======== The records ========

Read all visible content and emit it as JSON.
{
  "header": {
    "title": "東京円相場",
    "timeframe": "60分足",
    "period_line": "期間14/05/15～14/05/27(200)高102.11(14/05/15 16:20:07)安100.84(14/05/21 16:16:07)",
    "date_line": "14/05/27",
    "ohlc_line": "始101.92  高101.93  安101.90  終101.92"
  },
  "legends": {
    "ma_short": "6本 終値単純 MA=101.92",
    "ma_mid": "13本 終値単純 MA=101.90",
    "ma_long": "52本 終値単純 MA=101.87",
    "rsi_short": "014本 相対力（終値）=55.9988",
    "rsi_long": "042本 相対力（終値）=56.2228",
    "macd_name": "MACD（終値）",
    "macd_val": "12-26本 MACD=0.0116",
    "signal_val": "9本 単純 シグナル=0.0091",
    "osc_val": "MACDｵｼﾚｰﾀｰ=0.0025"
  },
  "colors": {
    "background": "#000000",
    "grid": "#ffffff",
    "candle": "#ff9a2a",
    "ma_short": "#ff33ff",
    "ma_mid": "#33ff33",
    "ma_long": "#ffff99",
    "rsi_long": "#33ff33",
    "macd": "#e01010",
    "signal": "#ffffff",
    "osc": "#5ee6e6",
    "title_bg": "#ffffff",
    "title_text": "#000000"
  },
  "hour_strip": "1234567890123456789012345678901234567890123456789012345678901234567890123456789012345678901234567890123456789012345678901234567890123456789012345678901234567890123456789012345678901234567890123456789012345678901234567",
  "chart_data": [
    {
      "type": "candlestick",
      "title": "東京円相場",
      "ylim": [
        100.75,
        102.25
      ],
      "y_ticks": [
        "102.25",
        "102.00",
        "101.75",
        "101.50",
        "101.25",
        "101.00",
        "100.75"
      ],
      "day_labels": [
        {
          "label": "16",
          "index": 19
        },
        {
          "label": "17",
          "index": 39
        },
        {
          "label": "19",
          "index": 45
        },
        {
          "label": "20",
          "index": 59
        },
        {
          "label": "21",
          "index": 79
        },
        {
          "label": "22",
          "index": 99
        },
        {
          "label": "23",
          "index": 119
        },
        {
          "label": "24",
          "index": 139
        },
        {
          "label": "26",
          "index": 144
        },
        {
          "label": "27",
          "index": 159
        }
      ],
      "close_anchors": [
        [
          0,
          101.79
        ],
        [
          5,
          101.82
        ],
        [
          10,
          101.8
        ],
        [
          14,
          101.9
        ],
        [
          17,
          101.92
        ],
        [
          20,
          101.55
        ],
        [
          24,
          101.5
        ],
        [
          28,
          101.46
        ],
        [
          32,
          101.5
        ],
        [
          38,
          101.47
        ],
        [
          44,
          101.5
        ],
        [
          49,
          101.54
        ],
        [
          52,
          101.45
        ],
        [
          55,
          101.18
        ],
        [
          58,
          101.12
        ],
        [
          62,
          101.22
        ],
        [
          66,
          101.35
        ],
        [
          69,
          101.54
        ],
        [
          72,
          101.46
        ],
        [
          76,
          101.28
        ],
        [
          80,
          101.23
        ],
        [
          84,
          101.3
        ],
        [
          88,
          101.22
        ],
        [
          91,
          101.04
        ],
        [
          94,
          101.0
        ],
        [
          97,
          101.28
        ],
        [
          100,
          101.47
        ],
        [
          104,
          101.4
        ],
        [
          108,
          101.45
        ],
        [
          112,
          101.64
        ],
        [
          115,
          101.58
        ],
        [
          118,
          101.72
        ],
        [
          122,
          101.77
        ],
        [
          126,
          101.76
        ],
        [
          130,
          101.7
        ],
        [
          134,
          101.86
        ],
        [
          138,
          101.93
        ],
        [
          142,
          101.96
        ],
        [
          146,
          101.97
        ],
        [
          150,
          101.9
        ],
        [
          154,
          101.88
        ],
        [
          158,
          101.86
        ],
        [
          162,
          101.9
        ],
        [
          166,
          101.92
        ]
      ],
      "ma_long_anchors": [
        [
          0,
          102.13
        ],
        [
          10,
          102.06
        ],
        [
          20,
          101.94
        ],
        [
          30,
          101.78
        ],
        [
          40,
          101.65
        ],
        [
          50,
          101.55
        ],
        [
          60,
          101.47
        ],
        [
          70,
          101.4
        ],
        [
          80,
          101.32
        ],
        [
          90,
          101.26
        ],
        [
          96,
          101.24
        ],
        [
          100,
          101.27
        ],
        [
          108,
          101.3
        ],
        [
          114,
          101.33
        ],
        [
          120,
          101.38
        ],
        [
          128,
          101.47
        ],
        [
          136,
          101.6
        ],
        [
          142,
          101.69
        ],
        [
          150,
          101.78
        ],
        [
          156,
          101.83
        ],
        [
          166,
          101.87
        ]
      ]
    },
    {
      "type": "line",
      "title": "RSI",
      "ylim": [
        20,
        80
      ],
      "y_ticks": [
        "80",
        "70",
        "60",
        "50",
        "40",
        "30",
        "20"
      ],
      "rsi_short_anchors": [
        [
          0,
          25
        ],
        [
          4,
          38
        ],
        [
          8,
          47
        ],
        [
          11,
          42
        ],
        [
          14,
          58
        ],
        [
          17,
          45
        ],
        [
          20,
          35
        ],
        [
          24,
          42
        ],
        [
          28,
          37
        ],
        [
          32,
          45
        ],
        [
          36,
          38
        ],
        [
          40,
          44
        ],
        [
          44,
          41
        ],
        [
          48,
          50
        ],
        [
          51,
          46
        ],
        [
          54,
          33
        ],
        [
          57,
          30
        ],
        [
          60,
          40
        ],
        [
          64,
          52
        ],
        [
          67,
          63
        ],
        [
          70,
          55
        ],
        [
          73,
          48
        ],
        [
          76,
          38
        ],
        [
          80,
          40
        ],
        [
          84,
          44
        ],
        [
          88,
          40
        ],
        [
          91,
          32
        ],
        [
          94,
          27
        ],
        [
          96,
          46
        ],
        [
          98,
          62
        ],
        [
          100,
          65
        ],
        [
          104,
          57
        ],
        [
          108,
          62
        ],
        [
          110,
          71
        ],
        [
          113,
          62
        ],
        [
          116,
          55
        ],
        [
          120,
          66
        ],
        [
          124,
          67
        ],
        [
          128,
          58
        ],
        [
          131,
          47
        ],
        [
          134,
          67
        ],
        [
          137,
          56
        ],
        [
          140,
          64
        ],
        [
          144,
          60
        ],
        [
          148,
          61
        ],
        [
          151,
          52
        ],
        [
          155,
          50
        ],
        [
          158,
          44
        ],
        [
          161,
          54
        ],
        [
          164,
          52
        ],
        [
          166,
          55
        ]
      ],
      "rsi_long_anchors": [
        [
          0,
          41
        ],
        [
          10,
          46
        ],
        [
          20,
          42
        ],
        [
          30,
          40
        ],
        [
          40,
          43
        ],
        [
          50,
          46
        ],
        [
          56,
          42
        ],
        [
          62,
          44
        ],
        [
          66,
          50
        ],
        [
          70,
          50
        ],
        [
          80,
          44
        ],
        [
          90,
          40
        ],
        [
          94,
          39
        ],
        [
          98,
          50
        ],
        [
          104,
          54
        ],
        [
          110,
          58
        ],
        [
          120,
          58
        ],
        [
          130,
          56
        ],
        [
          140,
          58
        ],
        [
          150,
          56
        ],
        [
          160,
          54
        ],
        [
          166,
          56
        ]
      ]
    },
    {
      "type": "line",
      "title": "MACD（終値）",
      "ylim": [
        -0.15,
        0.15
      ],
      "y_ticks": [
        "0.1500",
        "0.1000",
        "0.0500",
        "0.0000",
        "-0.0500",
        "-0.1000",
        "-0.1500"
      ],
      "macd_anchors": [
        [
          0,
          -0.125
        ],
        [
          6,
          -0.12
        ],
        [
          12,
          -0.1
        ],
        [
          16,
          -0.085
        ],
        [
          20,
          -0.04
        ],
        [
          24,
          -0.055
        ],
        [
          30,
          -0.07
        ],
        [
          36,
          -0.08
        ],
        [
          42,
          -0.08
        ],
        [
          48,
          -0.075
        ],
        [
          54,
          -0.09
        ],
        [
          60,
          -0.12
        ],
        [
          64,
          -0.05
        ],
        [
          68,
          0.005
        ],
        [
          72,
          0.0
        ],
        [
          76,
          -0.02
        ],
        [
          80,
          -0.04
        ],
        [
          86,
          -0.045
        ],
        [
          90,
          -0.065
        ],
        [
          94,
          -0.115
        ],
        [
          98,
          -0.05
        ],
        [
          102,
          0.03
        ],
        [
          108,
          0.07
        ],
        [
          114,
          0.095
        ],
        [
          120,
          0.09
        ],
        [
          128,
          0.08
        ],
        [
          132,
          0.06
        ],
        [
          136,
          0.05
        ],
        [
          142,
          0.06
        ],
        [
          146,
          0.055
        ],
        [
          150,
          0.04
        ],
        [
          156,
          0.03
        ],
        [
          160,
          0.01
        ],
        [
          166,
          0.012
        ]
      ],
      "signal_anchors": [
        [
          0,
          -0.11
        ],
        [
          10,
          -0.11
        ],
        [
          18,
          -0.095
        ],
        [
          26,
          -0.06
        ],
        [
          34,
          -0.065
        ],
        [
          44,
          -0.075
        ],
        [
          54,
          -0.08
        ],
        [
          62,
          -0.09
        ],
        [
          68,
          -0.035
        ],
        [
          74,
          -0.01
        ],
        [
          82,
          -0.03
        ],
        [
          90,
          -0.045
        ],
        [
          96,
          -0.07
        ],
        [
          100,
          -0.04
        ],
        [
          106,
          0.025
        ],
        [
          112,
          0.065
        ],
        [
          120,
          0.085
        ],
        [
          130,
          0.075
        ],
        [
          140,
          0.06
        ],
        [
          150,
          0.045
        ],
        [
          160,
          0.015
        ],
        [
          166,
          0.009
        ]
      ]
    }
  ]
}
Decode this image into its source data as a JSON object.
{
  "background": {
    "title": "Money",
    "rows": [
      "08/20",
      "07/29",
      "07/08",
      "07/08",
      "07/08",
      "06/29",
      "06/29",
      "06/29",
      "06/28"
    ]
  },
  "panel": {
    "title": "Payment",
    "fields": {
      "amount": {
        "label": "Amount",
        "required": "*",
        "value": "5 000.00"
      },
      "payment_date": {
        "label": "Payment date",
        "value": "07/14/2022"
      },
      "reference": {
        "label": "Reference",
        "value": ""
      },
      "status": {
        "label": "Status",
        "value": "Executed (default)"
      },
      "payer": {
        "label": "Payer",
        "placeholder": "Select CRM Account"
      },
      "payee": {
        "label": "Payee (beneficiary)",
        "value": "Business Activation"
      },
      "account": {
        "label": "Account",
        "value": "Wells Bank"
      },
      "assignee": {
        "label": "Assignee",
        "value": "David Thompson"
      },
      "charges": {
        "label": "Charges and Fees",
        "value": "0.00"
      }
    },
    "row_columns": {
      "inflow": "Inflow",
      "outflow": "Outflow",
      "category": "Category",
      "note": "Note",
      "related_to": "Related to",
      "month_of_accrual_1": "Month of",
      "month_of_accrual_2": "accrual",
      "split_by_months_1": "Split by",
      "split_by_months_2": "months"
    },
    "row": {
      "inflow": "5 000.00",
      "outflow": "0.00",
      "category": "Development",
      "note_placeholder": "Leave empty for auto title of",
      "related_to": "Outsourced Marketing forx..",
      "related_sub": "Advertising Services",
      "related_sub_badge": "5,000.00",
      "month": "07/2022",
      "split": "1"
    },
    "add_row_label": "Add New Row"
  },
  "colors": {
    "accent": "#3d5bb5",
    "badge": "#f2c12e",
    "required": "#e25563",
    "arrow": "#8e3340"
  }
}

========

[What you need to do]
Return every line holding the word "ffffff" from the records.

[Complete output]
    "grid": "#ffffff",
    "signal": "#ffffff",
    "title_bg": "#ffffff",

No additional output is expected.